* [COMPLETE LO SIGUIENTE]:
• A. Según el texto sobre los ausentes, ¿hace cuántos años fue el virus de la quietud?
• B. Transcriba el fragmento del texto sobre los ausentes que va desde "Las calles desiertas, el" hasta "Consejo: un continuo y minucioso lavado de manos.", ambos incluidos.
• C. Prosiga el texto sobre los ausentes a partir de su última oración.

* [PASAJE]:

"""

Las calles desiertas, el miedo al otro, la prevención, la incertidumbre, la lejanía, la impotencia, por momentos la denuncia sobre el vecino. Consejo: un continuo y minucioso lavado de manos.
El virus, hace cuarenta y cuatro años, fue el de la quietud, el de los ojos mirando de soslayo. El desdén. Un virus que en ocasiones causaba el mal de la delación. Una epidemia de bocas selladas. Pero las calles y los bares y las plazas estaban repletas de personas. También de personas ausentes, una ausencia que a buena parte de las personas presentes les importaba un bledo. Un continuo y minucioso lavado de manos. Porque por alguna razón que consideraban ciertamente comprobable esos ausentes nunca más debían estar presentes. Pero están. Y marchan en los pies de otros, en los brazos de otros, en las voces de otros, en el día a día de otros. Que en realidad no son otros sino que son ellos, esos tantos otros que quizá son una nueva versión de ellos. De los treinta mil y, apuesto, muchos más.

"""

Ítems del conjunto de datos

"""

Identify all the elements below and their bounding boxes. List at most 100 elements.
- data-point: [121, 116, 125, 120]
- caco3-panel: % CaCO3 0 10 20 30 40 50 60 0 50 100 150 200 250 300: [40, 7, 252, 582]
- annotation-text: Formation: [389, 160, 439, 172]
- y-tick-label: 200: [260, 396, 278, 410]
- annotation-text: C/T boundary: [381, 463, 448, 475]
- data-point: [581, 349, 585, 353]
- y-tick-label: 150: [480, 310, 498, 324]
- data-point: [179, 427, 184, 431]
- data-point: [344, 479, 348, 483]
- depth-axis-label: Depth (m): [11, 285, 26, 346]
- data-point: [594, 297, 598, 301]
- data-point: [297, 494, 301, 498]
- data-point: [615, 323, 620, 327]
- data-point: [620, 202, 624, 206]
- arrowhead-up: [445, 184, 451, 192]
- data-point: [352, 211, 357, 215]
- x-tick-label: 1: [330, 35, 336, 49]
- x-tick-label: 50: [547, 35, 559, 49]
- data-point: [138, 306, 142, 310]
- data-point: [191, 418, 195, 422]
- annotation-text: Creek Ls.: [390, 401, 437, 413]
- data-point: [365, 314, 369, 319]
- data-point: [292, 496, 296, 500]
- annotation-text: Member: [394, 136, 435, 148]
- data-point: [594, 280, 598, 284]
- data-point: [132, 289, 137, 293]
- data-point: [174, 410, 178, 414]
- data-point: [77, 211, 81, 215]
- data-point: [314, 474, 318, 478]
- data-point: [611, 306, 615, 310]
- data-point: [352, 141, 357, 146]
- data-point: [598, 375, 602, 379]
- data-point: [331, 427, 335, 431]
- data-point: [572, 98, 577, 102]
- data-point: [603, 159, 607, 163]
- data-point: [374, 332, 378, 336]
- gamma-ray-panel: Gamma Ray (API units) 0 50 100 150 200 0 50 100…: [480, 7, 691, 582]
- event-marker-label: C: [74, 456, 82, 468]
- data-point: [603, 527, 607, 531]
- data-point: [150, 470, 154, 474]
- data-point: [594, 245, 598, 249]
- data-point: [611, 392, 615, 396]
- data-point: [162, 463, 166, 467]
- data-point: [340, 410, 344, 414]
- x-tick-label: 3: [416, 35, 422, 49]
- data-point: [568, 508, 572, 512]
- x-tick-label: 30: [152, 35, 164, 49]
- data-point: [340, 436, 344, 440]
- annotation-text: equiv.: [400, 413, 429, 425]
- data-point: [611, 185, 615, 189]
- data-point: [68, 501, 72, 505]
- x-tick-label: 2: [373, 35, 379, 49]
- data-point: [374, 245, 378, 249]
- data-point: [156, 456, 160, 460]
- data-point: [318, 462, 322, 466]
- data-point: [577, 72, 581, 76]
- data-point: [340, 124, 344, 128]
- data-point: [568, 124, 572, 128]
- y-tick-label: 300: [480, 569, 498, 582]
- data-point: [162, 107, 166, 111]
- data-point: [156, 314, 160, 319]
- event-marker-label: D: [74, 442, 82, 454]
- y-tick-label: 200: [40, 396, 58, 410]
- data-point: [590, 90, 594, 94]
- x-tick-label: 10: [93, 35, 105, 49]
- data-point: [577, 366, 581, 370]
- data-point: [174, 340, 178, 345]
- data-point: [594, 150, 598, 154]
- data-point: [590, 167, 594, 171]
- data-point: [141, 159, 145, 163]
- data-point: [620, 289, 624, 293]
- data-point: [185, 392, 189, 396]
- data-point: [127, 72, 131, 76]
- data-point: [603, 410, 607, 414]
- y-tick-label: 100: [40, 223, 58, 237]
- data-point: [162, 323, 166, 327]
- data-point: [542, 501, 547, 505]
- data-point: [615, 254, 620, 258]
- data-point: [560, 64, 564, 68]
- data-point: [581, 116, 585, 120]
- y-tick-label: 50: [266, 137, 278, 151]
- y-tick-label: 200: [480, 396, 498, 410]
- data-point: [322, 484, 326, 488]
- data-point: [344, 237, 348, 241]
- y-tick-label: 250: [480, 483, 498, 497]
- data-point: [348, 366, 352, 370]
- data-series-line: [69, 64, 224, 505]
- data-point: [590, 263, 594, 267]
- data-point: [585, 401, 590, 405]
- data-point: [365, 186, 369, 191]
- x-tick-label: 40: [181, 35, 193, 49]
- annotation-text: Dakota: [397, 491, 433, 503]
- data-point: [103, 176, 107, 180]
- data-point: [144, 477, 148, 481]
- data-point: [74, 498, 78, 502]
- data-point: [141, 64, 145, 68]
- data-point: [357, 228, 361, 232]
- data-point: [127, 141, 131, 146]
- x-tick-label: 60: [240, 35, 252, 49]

"""

* [RESPUESTAS POR TAREA]:
• A. Hace cuarenta y cuatro años.

• B.
Las calles desiertas, el miedo al otro, la prevención, la incertidumbre, la lejanía, la impotencia, por momentos la denuncia sobre el vecino. Consejo: un continuo y minucioso lavado de manos.

• C.
Mejor lo escribió, describió, Juan José Saer en su libro El río sin orillas:
“Para la mayoría de los secuestrados, desde el momento en que iban a buscarlos, empezaba un largo túnel que desembocaba en la muerte. La máquina de aniquilación se obstinó, con prolijidad, en borrarlos, moralmente primero, con un itinerario orquestado de humillaciones; físicamente más tarde, con el suplicio y con la muerte, y por último materialmente, quemando y hasta triturando los cadáveres, dispersándolos en la tierra, en el agua, en el fuego, en el aire, con el fin de hacerlos desaparecer, confundidos con los elementos, entre los pliegues más secretos de lo anónimo. Durante dos o tres años, los militares se felicitaron de haber instaurado, como los romanos de Tácito, la paz, hasta que poco a poco, la inconcebible muchedumbre de sombras que ellos creían haber pulverizado y sacado para siempre del aire de este mundo, se puso, con obstinación, a volver. El río, el océano, devolvían, periódicos, los cadáveres; la tierra vomitaba los huesos, los fragmentos de huesos, calcinados pero irreductibles. La opinión pública empezó a inquietarse; aparte de las familias, de los amigos de los desaparecidos, de los exiliados, de las organizaciones humanitarias y de una minoría lúcida que desde el primer momento fue consciente de lo que ocurría, la opinión indecisa, fluctuante, siempre dispuesta a adoptar la explicación más autogratificante de las cosas, se dejó mecer por la melodía con la que más frecuentemente se la incita a bailar: el nacionalismo”.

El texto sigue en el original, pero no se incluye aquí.